═══ Supplied records ═══

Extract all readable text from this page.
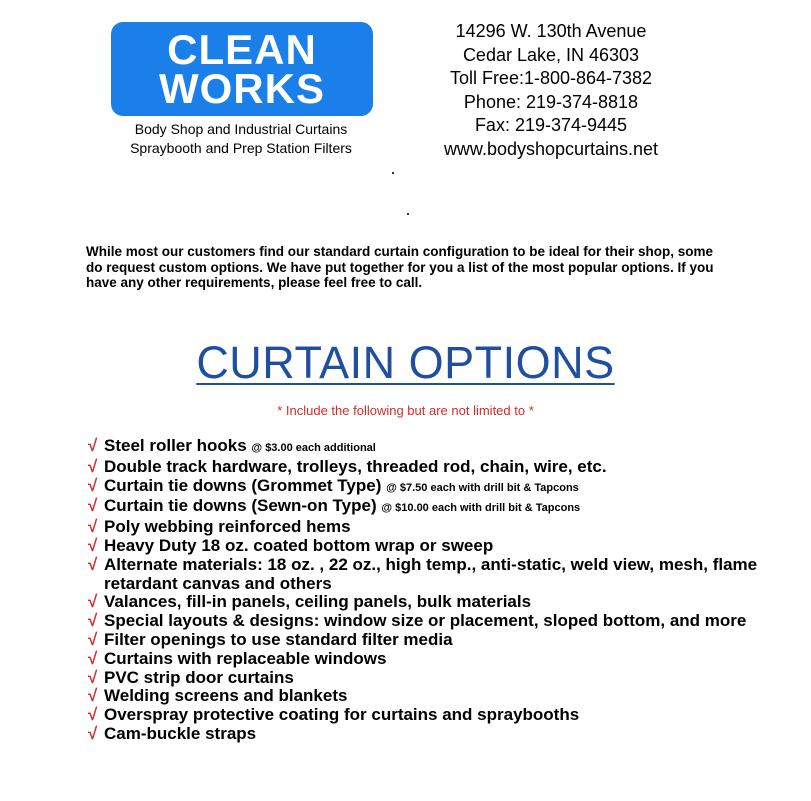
CLEAN
WORKS
Body Shop and Industrial Curtains
Spraybooth and Prep Station Filters
14296 W. 130th Avenue
Cedar Lake, IN 46303
Toll Free:1-800-864-7382
Phone: 219-374-8818
Fax: 219-374-9445
www.bodyshopcurtains.net
While most our customers find our standard curtain configuration to be ideal for their shop, some do request custom options. We have put together for you a list of the most popular options. If you have any other requirements, please feel free to call.
CURTAIN OPTIONS
* Include the following but are not limited to *
√ Steel roller hooks @ $3.00 each additional
√ Double track hardware, trolleys, threaded rod, chain, wire, etc.
√ Curtain tie downs (Grommet Type) @ $7.50 each with drill bit & Tapcons
√ Curtain tie downs (Sewn-on Type) @ $10.00 each with drill bit & Tapcons
√ Poly webbing reinforced hems
√ Heavy Duty 18 oz. coated bottom wrap or sweep
√ Alternate materials: 18 oz. , 22 oz., high temp., anti-static, weld view, mesh, flame retardant canvas and others
√ Valances, fill-in panels, ceiling panels, bulk materials
√ Special layouts & designs: window size or placement, sloped bottom, and more
√ Filter openings to use standard filter media
√ Curtains with replaceable windows
√ PVC strip door curtains
√ Welding screens and blankets
√ Overspray protective coating for curtains and spraybooths
√ Cam-buckle straps
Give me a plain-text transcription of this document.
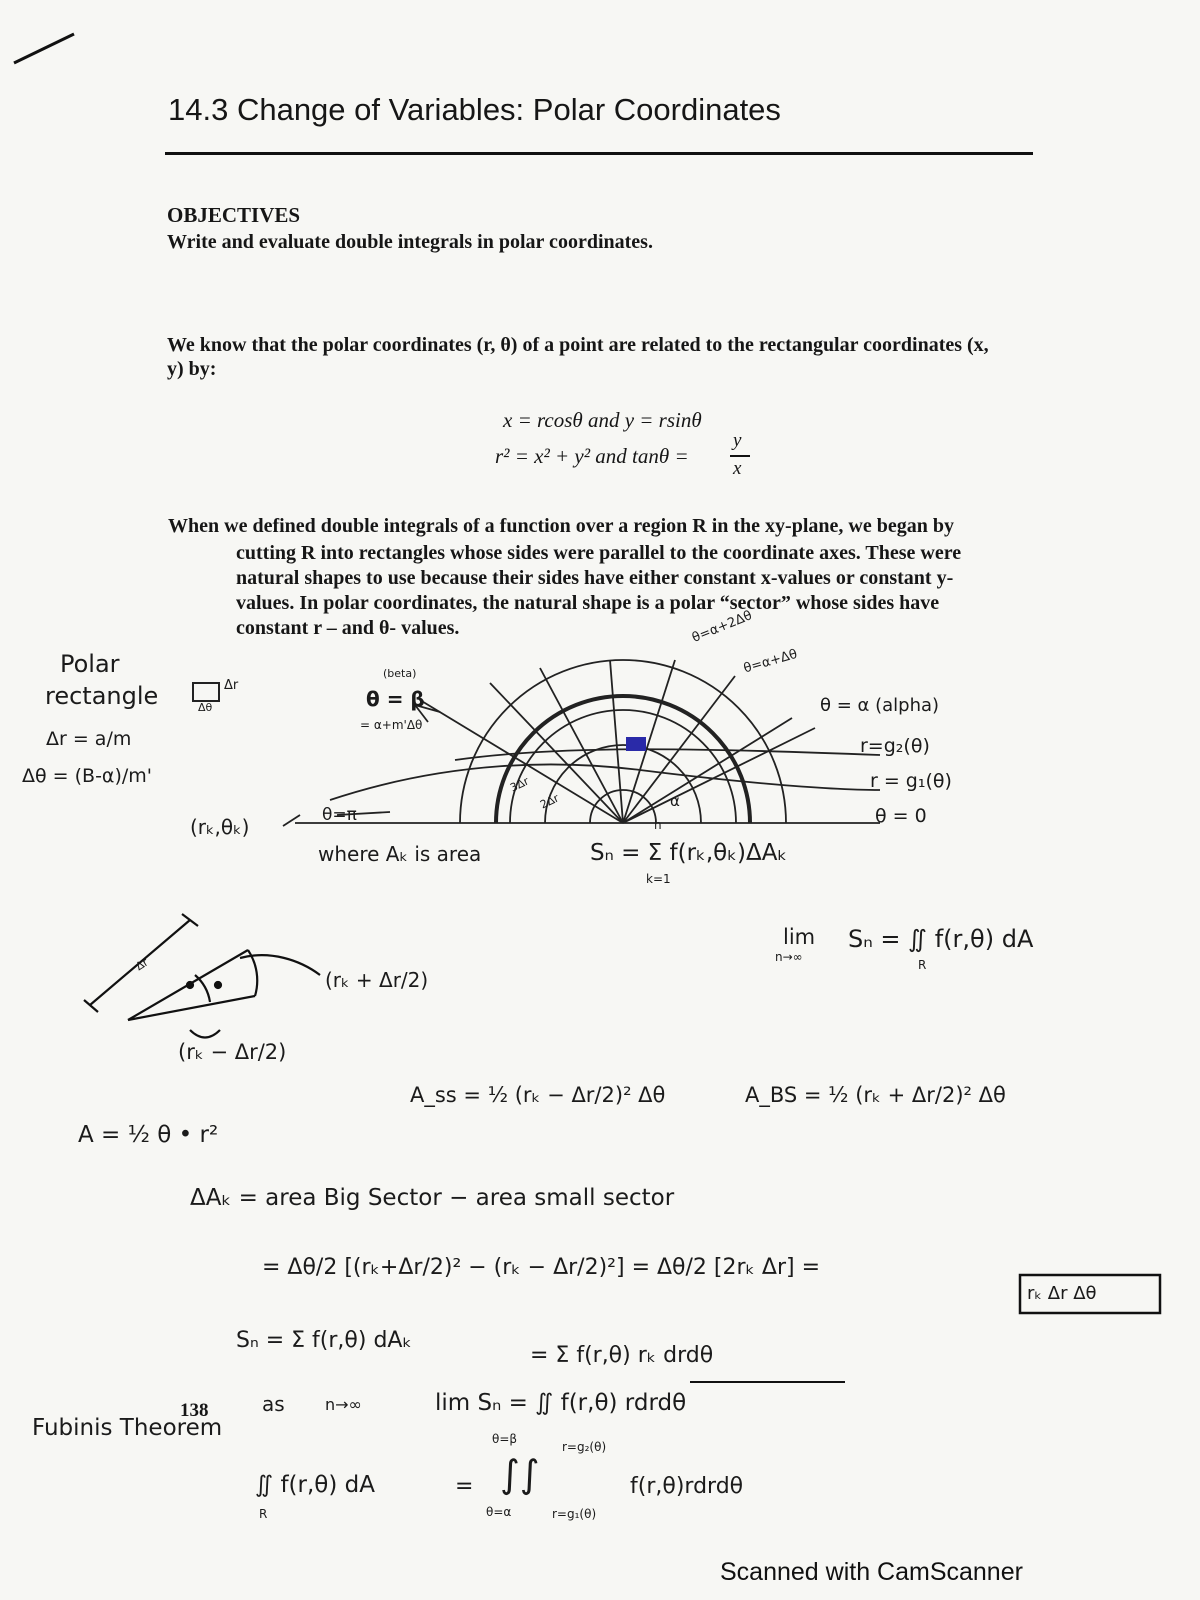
14.3 Change of Variables: Polar Coordinates
OBJECTIVES
Write and evaluate double integrals in polar coordinates.
We know that the polar coordinates (r, θ) of a point are related to the rectangular coordinates (x, y) by:
x = rcosθ and y = rsinθ
r² = x² + y² and tanθ =
y
x
When we defined double integrals of a function over a region R in the xy-plane, we began by
cutting R into rectangles whose sides were parallel to the coordinate axes. These were natural shapes to use because their sides have either constant x-values or constant y-values. In polar coordinates, the natural shape is a polar “sector” whose sides have constant r – and θ- values.
Polar
rectangle	Δr
Δθ
Δr = a/m
Δθ = (B-α)/m'
(rₖ,θₖ)
(beta)
θ = β
= α+m'Δθ
θ=π
where Aₖ is area
θ=α+2Δθ
θ=α+Δθ
θ = α (alpha)
r=g₂(θ)
r = g₁(θ)
θ = 0
3Δr
2Δr	α
Sₙ = Σ f(rₖ,θₖ)ΔAₖ
n
k=1
lim
n→∞
Sₙ = ∬ f(r,θ) dA
R
Δr
(rₖ + Δr/2)
(rₖ − Δr/2)
A_ss = ½ (rₖ − Δr/2)² Δθ	A_BS = ½ (rₖ + Δr/2)² Δθ
A = ½ θ • r²
ΔAₖ = area Big Sector − area small sector
= Δθ/2 [(rₖ+Δr/2)² − (rₖ − Δr/2)²] = Δθ/2 [2rₖ Δr] =
rₖ Δr Δθ
Sₙ = Σ f(r,θ) dAₖ
= Σ f(r,θ) rₖ drdθ
138	as	n→∞	lim Sₙ = ∬ f(r,θ) rdrdθ
Fubinis Theorem
∬ f(r,θ) dA
R
=
θ=β
θ=α
r=g₂(θ)
r=g₁(θ)
∫∫	f(r,θ)rdrdθ
Scanned with CamScanner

═══

Your objective:
Extract every line of the records above that contains the word "with".

Exercise output:
√ Curtain tie downs (Grommet Type) @ $7.50 each with drill bit & Tapcons
√ Curtain tie downs (Sewn-on Type) @ $10.00 each with drill bit & Tapcons
√ Curtains with replaceable windows
Scanned with CamScanner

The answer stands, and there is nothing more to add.